START RECORD LIST

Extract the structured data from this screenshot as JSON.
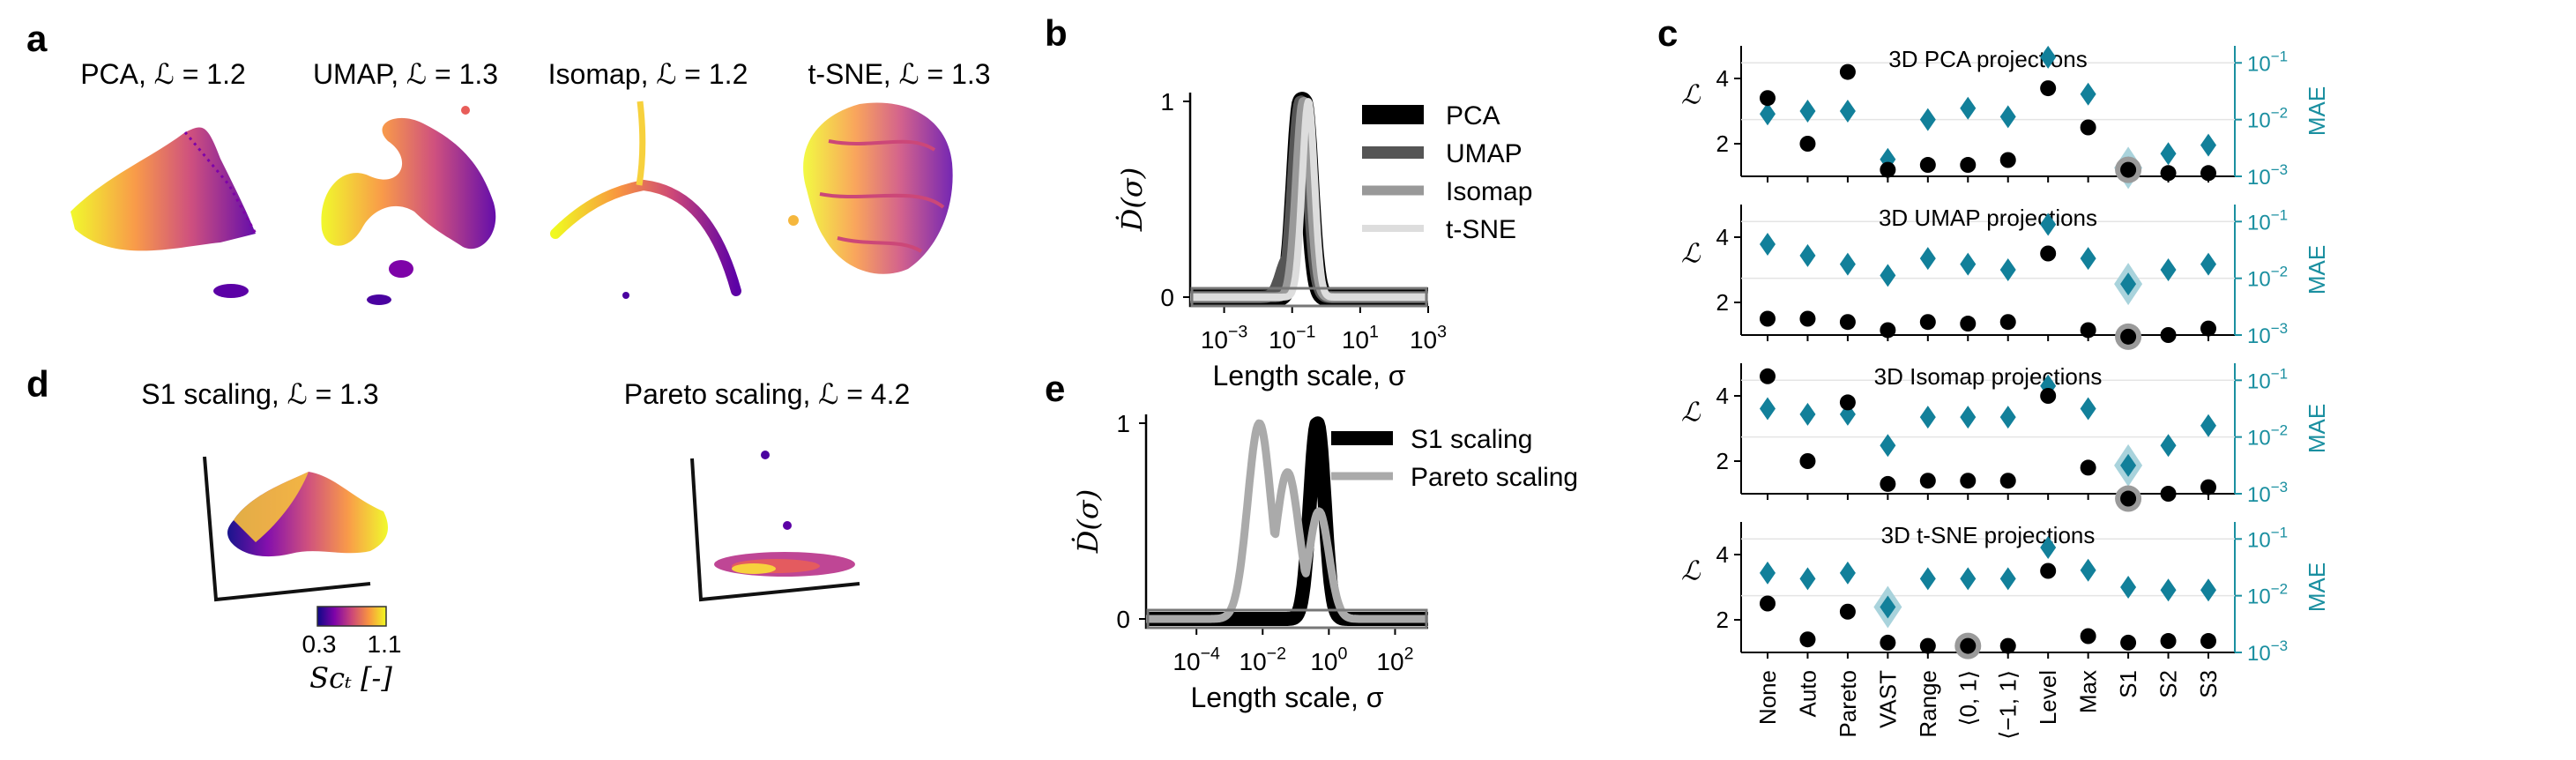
{
  "panels": {
    "a": {
      "label": "a",
      "titles": [
        "PCA, ℒ = 1.2",
        "UMAP, ℒ = 1.3",
        "Isomap, ℒ = 1.2",
        "t-SNE, ℒ = 1.3"
      ]
    },
    "b": {
      "label": "b"
    },
    "c": {
      "label": "c"
    },
    "d": {
      "label": "d",
      "titles": [
        "S1 scaling, ℒ = 1.3",
        "Pareto scaling, ℒ = 4.2"
      ],
      "colorbar": {
        "min": "0.3",
        "max": "1.1",
        "label": "Scₜ [-]"
      }
    },
    "e": {
      "label": "e"
    }
  },
  "chart_data": [
    {
      "id": "b",
      "type": "line",
      "ylabel": "Ḋ(σ)",
      "xlabel": "Length scale, σ",
      "xscale": "log",
      "xlim": [
        0.0001,
        1000
      ],
      "ylim": [
        0,
        1
      ],
      "yticks": [
        "0",
        "1"
      ],
      "xticks": [
        {
          "v": 0.001,
          "base": "10",
          "exp": "−3"
        },
        {
          "v": 0.1,
          "base": "10",
          "exp": "−1"
        },
        {
          "v": 10,
          "base": "10",
          "exp": "1"
        },
        {
          "v": 1000,
          "base": "10",
          "exp": "3"
        }
      ],
      "legend_position": "top-right",
      "series": [
        {
          "name": "PCA",
          "color": "#000000",
          "width": 22,
          "peak": 0.2,
          "sigma": 0.2
        },
        {
          "name": "UMAP",
          "color": "#555555",
          "width": 14,
          "peak": 0.18,
          "sigma": 0.22
        },
        {
          "name": "Isomap",
          "color": "#999999",
          "width": 11,
          "peak": 0.22,
          "sigma": 0.2
        },
        {
          "name": "t-SNE",
          "color": "#dddddd",
          "width": 8,
          "peak": 0.3,
          "sigma": 0.18
        }
      ]
    },
    {
      "id": "e",
      "type": "line",
      "ylabel": "Ḋ(σ)",
      "xlabel": "Length scale, σ",
      "xscale": "log",
      "xlim": [
        3e-06,
        1000
      ],
      "ylim": [
        0,
        1
      ],
      "yticks": [
        "0",
        "1"
      ],
      "xticks": [
        {
          "v": 0.0001,
          "base": "10",
          "exp": "−4"
        },
        {
          "v": 0.01,
          "base": "10",
          "exp": "−2"
        },
        {
          "v": 1,
          "base": "10",
          "exp": "0"
        },
        {
          "v": 100,
          "base": "10",
          "exp": "2"
        }
      ],
      "legend_position": "top-right",
      "series": [
        {
          "name": "S1 scaling",
          "color": "#000000",
          "width": 16
        },
        {
          "name": "Pareto scaling",
          "color": "#aaaaaa",
          "width": 9
        }
      ]
    },
    {
      "id": "c",
      "type": "scatter",
      "categories": [
        "None",
        "Auto",
        "Pareto",
        "VAST",
        "Range",
        "⟨0, 1⟩",
        "⟨−1, 1⟩",
        "Level",
        "Max",
        "S1",
        "S2",
        "S3"
      ],
      "ylabel_left": "ℒ",
      "ylabel_right": "MAE",
      "ylim_left": [
        1,
        5
      ],
      "yticks_left": [
        "2",
        "4"
      ],
      "ylim_right_log": [
        -3,
        -0.7
      ],
      "yticks_right": [
        {
          "v": -1,
          "base": "10",
          "exp": "−1"
        },
        {
          "v": -2,
          "base": "10",
          "exp": "−2"
        },
        {
          "v": -3,
          "base": "10",
          "exp": "−3"
        }
      ],
      "subplots": [
        {
          "title": "3D PCA projections",
          "L": [
            3.4,
            2.0,
            4.2,
            1.2,
            1.35,
            1.35,
            1.5,
            3.7,
            2.5,
            1.2,
            1.1,
            1.1
          ],
          "MAE": [
            -1.9,
            -1.85,
            -1.85,
            -2.7,
            -2.0,
            -1.8,
            -1.95,
            -0.9,
            -1.55,
            -2.85,
            -2.6,
            -2.45
          ],
          "highlight": 9
        },
        {
          "title": "3D UMAP projections",
          "L": [
            1.5,
            1.5,
            1.4,
            1.15,
            1.4,
            1.35,
            1.4,
            3.5,
            1.15,
            0.95,
            1.0,
            1.2
          ],
          "MAE": [
            -1.4,
            -1.6,
            -1.75,
            -1.95,
            -1.65,
            -1.75,
            -1.85,
            -1.05,
            -1.65,
            -2.1,
            -1.85,
            -1.75
          ],
          "highlight": 9
        },
        {
          "title": "3D Isomap projections",
          "L": [
            4.6,
            2.0,
            3.8,
            1.3,
            1.4,
            1.4,
            1.4,
            4.0,
            1.8,
            0.85,
            1.0,
            1.2
          ],
          "MAE": [
            -1.5,
            -1.6,
            -1.6,
            -2.15,
            -1.65,
            -1.65,
            -1.65,
            -1.1,
            -1.5,
            -2.5,
            -2.15,
            -1.8
          ],
          "highlight": 9
        },
        {
          "title": "3D t-SNE projections",
          "L": [
            2.5,
            1.4,
            2.25,
            1.3,
            1.2,
            1.2,
            1.2,
            3.5,
            1.5,
            1.3,
            1.35,
            1.35
          ],
          "MAE": [
            -1.6,
            -1.7,
            -1.6,
            -2.2,
            -1.7,
            -1.7,
            -1.7,
            -1.15,
            -1.55,
            -1.85,
            -1.9,
            -1.9
          ],
          "highlight_L": 5,
          "highlight_MAE": 3
        }
      ]
    }
  ]
}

END RECORD LIST

TASK DESCRIPTION: Leave out the pictures, and give all the records again exactly.

THE RESULT:
Extract the structured data from this screenshot as JSON.
{
  "panels": {
    "a": {
      "label": "a",
      "titles": [
        "PCA, ℒ = 1.2",
        "UMAP, ℒ = 1.3",
        "Isomap, ℒ = 1.2",
        "t-SNE, ℒ = 1.3"
      ]
    },
    "b": {
      "label": "b"
    },
    "c": {
      "label": "c"
    },
    "d": {
      "label": "d",
      "titles": [
        "S1 scaling, ℒ = 1.3",
        "Pareto scaling, ℒ = 4.2"
      ],
      "colorbar": {
        "min": "0.3",
        "max": "1.1",
        "label": "Scₜ [-]"
      }
    },
    "e": {
      "label": "e"
    }
  },
  "chart_data": [
    {
      "id": "b",
      "type": "line",
      "ylabel": "Ḋ(σ)",
      "xlabel": "Length scale, σ",
      "xscale": "log",
      "xlim": [
        0.0001,
        1000
      ],
      "ylim": [
        0,
        1
      ],
      "yticks": [
        "0",
        "1"
      ],
      "xticks": [
        {
          "v": 0.001,
          "base": "10",
          "exp": "−3"
        },
        {
          "v": 0.1,
          "base": "10",
          "exp": "−1"
        },
        {
          "v": 10,
          "base": "10",
          "exp": "1"
        },
        {
          "v": 1000,
          "base": "10",
          "exp": "3"
        }
      ],
      "legend_position": "top-right",
      "series": [
        {
          "name": "PCA",
          "color": "#000000",
          "width": 22,
          "peak": 0.2,
          "sigma": 0.2
        },
        {
          "name": "UMAP",
          "color": "#555555",
          "width": 14,
          "peak": 0.18,
          "sigma": 0.22
        },
        {
          "name": "Isomap",
          "color": "#999999",
          "width": 11,
          "peak": 0.22,
          "sigma": 0.2
        },
        {
          "name": "t-SNE",
          "color": "#dddddd",
          "width": 8,
          "peak": 0.3,
          "sigma": 0.18
        }
      ]
    },
    {
      "id": "e",
      "type": "line",
      "ylabel": "Ḋ(σ)",
      "xlabel": "Length scale, σ",
      "xscale": "log",
      "xlim": [
        3e-06,
        1000
      ],
      "ylim": [
        0,
        1
      ],
      "yticks": [
        "0",
        "1"
      ],
      "xticks": [
        {
          "v": 0.0001,
          "base": "10",
          "exp": "−4"
        },
        {
          "v": 0.01,
          "base": "10",
          "exp": "−2"
        },
        {
          "v": 1,
          "base": "10",
          "exp": "0"
        },
        {
          "v": 100,
          "base": "10",
          "exp": "2"
        }
      ],
      "legend_position": "top-right",
      "series": [
        {
          "name": "S1 scaling",
          "color": "#000000",
          "width": 16
        },
        {
          "name": "Pareto scaling",
          "color": "#aaaaaa",
          "width": 9
        }
      ]
    },
    {
      "id": "c",
      "type": "scatter",
      "categories": [
        "None",
        "Auto",
        "Pareto",
        "VAST",
        "Range",
        "⟨0, 1⟩",
        "⟨−1, 1⟩",
        "Level",
        "Max",
        "S1",
        "S2",
        "S3"
      ],
      "ylabel_left": "ℒ",
      "ylabel_right": "MAE",
      "ylim_left": [
        1,
        5
      ],
      "yticks_left": [
        "2",
        "4"
      ],
      "ylim_right_log": [
        -3,
        -0.7
      ],
      "yticks_right": [
        {
          "v": -1,
          "base": "10",
          "exp": "−1"
        },
        {
          "v": -2,
          "base": "10",
          "exp": "−2"
        },
        {
          "v": -3,
          "base": "10",
          "exp": "−3"
        }
      ],
      "subplots": [
        {
          "title": "3D PCA projections",
          "L": [
            3.4,
            2.0,
            4.2,
            1.2,
            1.35,
            1.35,
            1.5,
            3.7,
            2.5,
            1.2,
            1.1,
            1.1
          ],
          "MAE": [
            -1.9,
            -1.85,
            -1.85,
            -2.7,
            -2.0,
            -1.8,
            -1.95,
            -0.9,
            -1.55,
            -2.85,
            -2.6,
            -2.45
          ],
          "highlight": 9
        },
        {
          "title": "3D UMAP projections",
          "L": [
            1.5,
            1.5,
            1.4,
            1.15,
            1.4,
            1.35,
            1.4,
            3.5,
            1.15,
            0.95,
            1.0,
            1.2
          ],
          "MAE": [
            -1.4,
            -1.6,
            -1.75,
            -1.95,
            -1.65,
            -1.75,
            -1.85,
            -1.05,
            -1.65,
            -2.1,
            -1.85,
            -1.75
          ],
          "highlight": 9
        },
        {
          "title": "3D Isomap projections",
          "L": [
            4.6,
            2.0,
            3.8,
            1.3,
            1.4,
            1.4,
            1.4,
            4.0,
            1.8,
            0.85,
            1.0,
            1.2
          ],
          "MAE": [
            -1.5,
            -1.6,
            -1.6,
            -2.15,
            -1.65,
            -1.65,
            -1.65,
            -1.1,
            -1.5,
            -2.5,
            -2.15,
            -1.8
          ],
          "highlight": 9
        },
        {
          "title": "3D t-SNE projections",
          "L": [
            2.5,
            1.4,
            2.25,
            1.3,
            1.2,
            1.2,
            1.2,
            3.5,
            1.5,
            1.3,
            1.35,
            1.35
          ],
          "MAE": [
            -1.6,
            -1.7,
            -1.6,
            -2.2,
            -1.7,
            -1.7,
            -1.7,
            -1.15,
            -1.55,
            -1.85,
            -1.9,
            -1.9
          ],
          "highlight_L": 5,
          "highlight_MAE": 3
        }
      ]
    }
  ]
}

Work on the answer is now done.